(Dataset rows)
● ● ● ●

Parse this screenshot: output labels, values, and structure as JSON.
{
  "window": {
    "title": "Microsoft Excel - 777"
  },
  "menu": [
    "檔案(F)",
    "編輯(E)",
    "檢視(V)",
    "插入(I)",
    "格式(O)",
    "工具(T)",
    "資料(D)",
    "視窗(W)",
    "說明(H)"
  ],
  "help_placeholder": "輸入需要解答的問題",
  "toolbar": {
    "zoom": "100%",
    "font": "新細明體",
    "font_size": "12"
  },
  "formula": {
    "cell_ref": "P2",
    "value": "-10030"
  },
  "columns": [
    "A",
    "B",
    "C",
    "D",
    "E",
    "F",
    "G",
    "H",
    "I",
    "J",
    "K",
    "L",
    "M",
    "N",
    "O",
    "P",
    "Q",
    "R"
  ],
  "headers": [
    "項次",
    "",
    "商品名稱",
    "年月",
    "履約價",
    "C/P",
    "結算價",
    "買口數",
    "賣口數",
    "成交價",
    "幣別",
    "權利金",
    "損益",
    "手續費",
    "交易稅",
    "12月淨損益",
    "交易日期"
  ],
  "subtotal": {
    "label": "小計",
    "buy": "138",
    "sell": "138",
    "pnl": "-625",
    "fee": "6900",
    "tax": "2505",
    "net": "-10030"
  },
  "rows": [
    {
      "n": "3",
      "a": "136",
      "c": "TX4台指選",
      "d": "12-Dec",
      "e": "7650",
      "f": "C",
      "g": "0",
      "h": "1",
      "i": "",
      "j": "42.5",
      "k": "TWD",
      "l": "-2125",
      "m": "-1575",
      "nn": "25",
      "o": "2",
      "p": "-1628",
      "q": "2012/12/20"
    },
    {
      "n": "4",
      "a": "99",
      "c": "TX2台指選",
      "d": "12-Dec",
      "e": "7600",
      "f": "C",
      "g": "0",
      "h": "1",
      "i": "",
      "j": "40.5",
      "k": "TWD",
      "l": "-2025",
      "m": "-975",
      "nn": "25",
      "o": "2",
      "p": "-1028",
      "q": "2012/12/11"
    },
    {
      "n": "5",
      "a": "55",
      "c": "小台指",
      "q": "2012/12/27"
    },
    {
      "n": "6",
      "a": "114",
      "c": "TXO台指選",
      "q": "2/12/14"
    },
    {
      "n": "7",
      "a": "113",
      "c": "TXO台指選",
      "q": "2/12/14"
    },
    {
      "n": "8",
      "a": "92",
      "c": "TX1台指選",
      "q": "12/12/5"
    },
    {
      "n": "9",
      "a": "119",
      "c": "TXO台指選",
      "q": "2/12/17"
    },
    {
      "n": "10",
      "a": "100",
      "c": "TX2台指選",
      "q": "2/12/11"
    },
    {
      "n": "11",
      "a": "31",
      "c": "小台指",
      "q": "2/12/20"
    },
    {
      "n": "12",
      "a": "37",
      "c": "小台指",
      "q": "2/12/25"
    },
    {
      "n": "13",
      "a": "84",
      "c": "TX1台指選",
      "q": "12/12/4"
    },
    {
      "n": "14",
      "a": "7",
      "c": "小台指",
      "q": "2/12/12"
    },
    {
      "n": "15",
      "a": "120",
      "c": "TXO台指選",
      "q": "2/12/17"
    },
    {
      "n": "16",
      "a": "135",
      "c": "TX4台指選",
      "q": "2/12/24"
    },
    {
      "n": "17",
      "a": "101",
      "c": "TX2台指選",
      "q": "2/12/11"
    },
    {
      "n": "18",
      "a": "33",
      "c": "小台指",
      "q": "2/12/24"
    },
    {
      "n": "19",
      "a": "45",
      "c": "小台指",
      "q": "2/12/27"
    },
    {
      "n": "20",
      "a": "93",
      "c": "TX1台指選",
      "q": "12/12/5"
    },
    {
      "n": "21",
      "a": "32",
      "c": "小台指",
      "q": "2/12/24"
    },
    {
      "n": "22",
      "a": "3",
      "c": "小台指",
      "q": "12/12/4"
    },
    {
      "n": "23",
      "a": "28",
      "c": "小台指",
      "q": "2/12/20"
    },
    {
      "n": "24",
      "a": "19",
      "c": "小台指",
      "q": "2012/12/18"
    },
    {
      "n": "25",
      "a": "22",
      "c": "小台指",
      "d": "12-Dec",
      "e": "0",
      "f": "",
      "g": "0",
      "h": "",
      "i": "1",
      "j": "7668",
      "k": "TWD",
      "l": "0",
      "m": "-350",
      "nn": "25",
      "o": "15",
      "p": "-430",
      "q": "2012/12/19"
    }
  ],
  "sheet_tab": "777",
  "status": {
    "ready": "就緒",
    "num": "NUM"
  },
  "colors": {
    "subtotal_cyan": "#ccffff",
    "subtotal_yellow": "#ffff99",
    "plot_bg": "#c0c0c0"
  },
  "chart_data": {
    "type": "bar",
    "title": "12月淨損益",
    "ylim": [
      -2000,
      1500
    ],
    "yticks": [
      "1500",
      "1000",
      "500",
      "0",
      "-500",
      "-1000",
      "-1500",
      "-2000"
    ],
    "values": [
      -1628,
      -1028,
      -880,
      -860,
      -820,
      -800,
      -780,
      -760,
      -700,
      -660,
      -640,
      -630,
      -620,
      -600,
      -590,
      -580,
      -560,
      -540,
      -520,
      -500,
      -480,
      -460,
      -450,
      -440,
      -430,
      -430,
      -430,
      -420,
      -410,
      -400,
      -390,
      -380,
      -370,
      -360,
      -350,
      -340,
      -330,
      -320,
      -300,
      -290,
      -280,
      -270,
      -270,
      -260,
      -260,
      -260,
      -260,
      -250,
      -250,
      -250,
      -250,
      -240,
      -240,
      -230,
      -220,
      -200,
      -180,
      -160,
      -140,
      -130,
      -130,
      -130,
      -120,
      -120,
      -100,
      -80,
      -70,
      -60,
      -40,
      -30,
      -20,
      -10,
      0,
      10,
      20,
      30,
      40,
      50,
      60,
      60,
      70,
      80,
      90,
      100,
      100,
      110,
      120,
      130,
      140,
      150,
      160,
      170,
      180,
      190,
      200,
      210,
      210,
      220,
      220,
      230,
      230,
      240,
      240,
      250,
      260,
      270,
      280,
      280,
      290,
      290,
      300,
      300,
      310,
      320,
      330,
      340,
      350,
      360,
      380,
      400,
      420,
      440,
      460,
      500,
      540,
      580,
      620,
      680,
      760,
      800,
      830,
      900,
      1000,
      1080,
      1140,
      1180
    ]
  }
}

● ● ● ●

**Exercise details**
Every line of the listing that holds "values" should be found and copied.

**The response**
Parse this screenshot: output labels, values, and structure as JSON.
    "values": [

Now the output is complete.